■ **Problem requirements**
Only lines with the string "fire" matter here; gather them from the material below.

■ **Records provided**
--- start ---
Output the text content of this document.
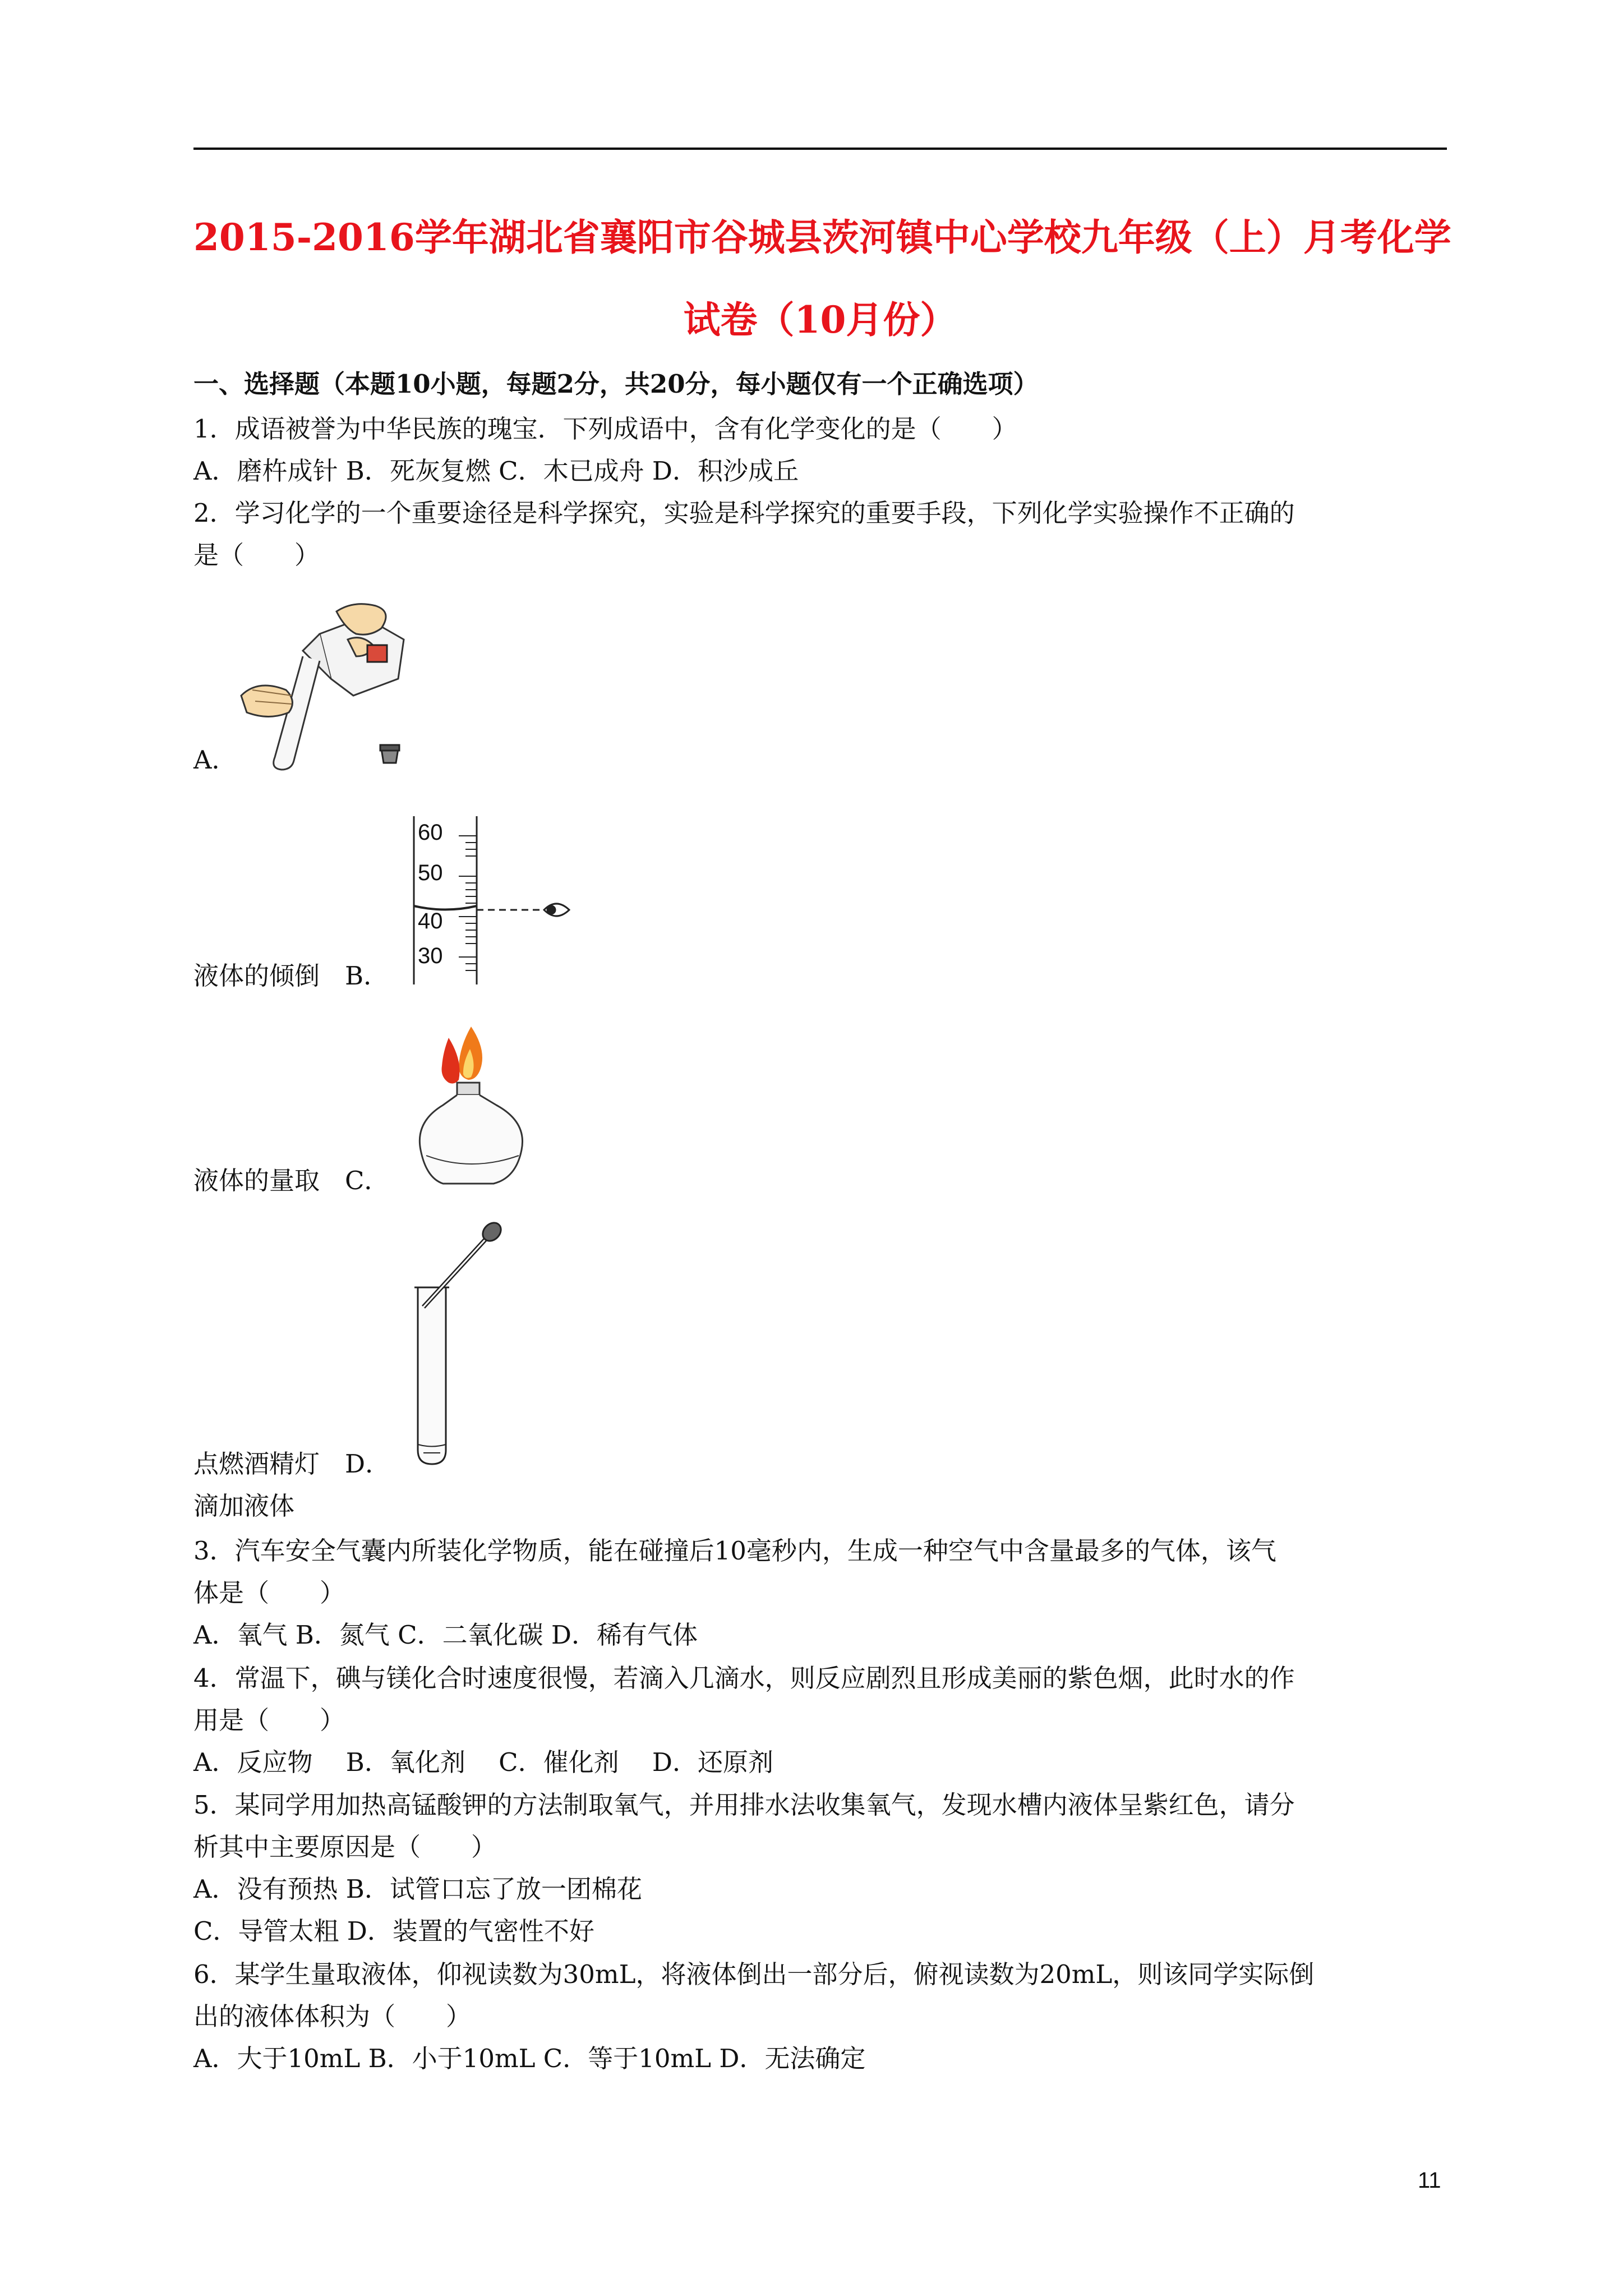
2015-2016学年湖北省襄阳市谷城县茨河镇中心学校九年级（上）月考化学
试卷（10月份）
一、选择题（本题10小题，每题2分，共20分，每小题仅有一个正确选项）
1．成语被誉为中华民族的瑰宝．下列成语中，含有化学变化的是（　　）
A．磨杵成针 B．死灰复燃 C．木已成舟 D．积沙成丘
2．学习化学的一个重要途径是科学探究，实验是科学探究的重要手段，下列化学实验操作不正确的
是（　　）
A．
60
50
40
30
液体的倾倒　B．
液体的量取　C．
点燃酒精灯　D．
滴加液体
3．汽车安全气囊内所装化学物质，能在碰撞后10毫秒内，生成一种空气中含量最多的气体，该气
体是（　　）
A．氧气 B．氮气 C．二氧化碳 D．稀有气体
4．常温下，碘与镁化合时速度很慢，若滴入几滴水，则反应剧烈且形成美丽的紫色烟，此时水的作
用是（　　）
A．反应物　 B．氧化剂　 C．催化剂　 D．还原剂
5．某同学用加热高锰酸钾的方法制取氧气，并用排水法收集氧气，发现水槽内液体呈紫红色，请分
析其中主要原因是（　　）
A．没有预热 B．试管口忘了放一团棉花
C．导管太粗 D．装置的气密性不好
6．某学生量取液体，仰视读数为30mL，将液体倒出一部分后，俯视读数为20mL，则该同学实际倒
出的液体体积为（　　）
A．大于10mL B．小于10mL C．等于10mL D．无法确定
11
--- end ---
--- start ---
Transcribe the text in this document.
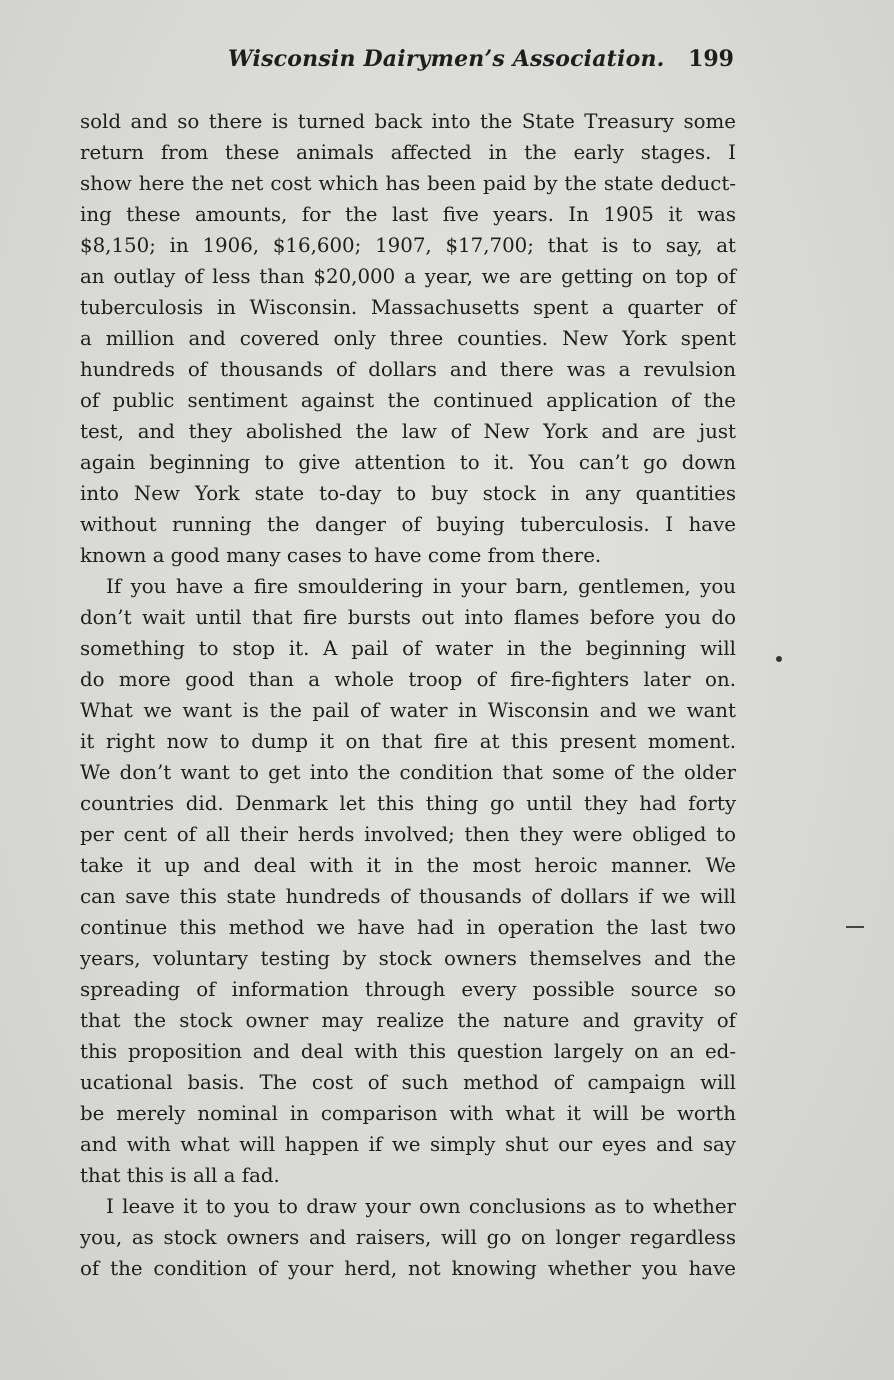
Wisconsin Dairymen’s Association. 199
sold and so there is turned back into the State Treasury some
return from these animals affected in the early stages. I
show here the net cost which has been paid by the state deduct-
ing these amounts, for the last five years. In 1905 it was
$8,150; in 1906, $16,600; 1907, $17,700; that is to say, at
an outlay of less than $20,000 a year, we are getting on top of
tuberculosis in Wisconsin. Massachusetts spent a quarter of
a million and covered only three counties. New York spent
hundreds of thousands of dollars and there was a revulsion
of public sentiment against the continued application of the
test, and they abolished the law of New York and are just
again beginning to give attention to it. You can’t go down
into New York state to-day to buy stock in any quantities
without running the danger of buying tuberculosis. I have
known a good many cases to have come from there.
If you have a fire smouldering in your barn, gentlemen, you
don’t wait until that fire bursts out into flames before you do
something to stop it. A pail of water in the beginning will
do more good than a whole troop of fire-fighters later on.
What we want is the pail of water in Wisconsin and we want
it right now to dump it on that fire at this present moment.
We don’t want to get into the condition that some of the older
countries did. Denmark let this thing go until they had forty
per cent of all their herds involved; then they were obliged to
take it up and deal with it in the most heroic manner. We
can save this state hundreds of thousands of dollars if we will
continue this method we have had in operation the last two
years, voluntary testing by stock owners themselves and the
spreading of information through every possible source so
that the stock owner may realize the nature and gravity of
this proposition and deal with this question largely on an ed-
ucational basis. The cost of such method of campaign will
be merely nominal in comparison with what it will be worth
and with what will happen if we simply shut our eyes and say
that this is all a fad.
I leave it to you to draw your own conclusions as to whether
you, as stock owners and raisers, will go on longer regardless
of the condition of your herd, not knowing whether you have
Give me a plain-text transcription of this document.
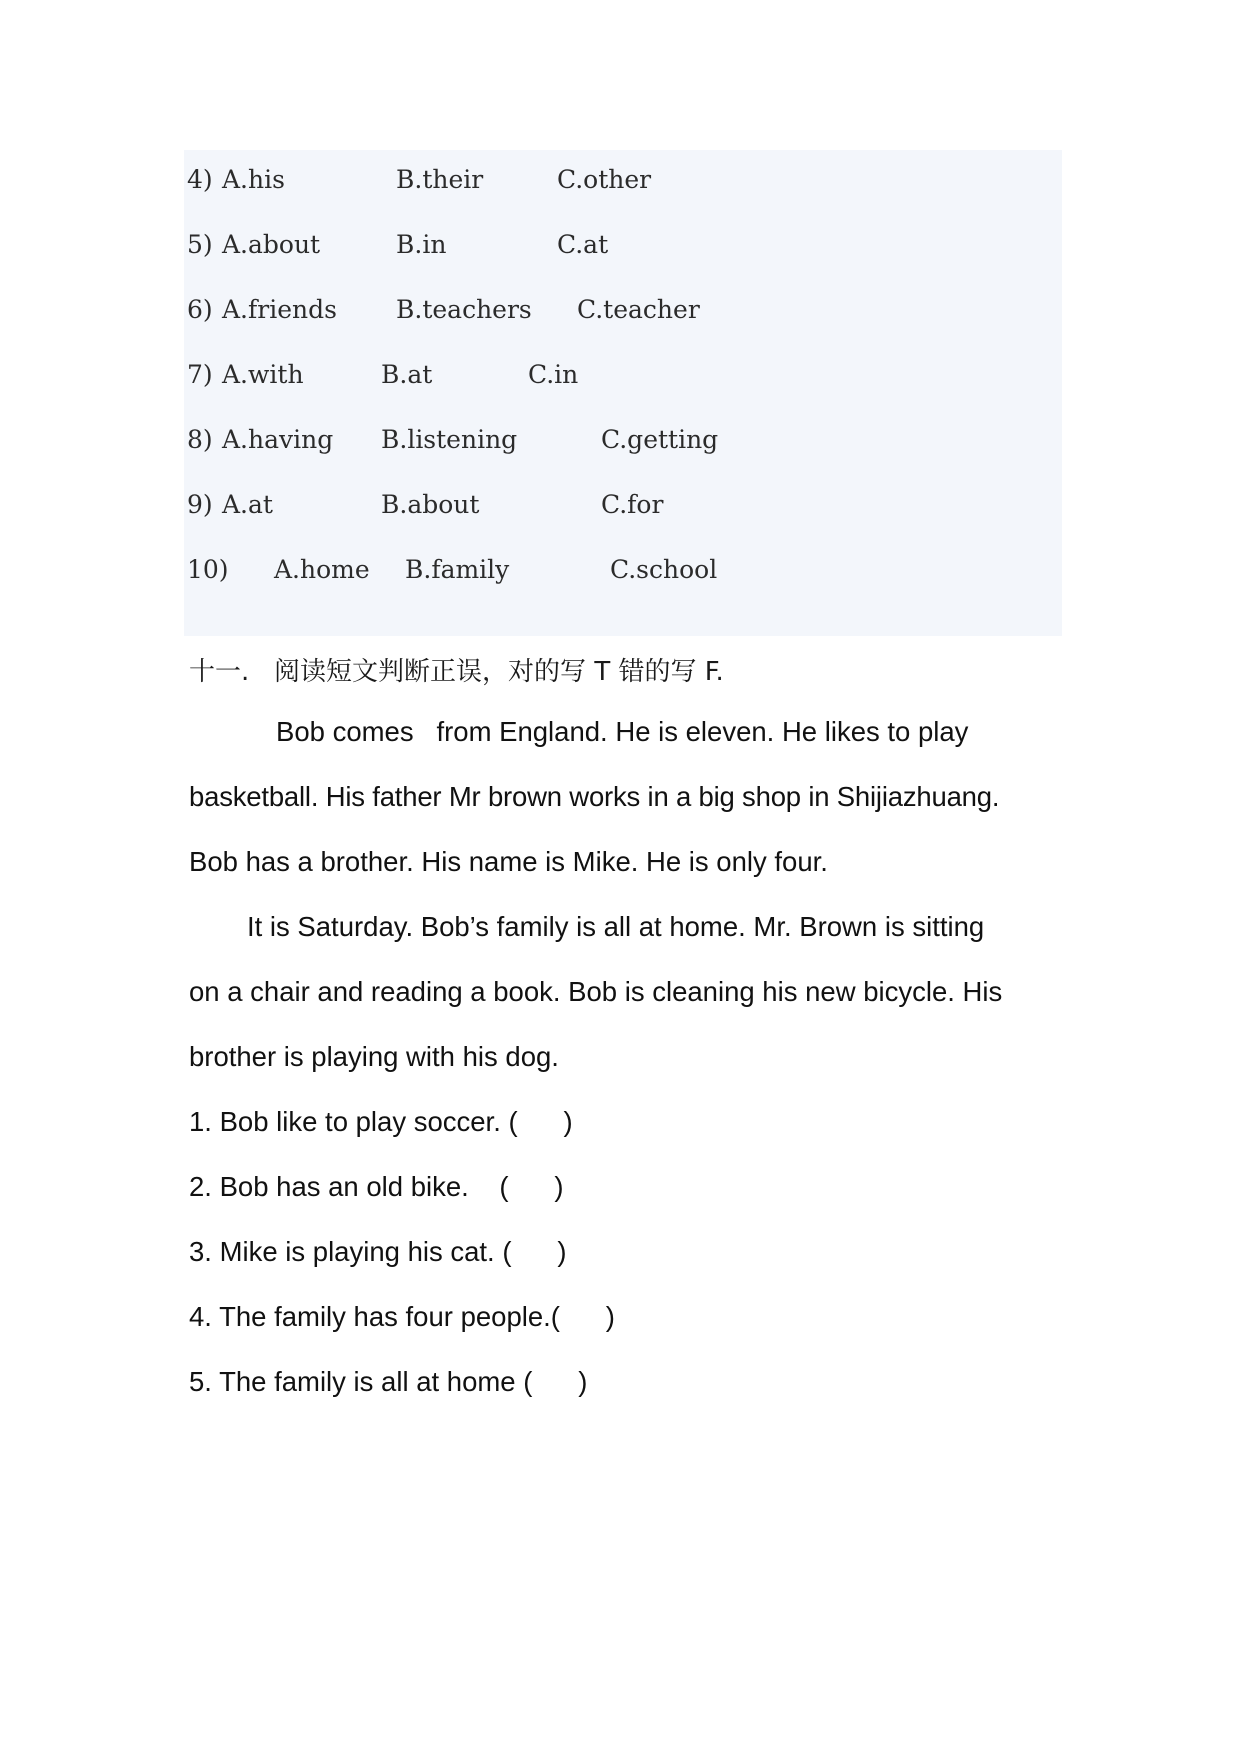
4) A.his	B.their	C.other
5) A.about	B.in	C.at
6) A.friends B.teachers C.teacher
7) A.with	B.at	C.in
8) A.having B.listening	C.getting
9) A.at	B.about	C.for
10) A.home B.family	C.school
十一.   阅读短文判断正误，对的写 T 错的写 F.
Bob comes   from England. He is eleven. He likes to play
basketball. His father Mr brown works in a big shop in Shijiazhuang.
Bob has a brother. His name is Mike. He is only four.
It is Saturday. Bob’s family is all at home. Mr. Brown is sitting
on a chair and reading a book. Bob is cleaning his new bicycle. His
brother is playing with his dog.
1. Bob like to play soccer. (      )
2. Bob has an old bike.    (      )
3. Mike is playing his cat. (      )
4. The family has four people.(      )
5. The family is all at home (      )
--- end ---
■ **Correct answer**
If you have a fire smouldering in your barn, gentlemen, you
don’t wait until that fire bursts out into flames before you do
do more good than a whole troop of fire-fighters later on.
it right now to dump it on that fire at this present moment.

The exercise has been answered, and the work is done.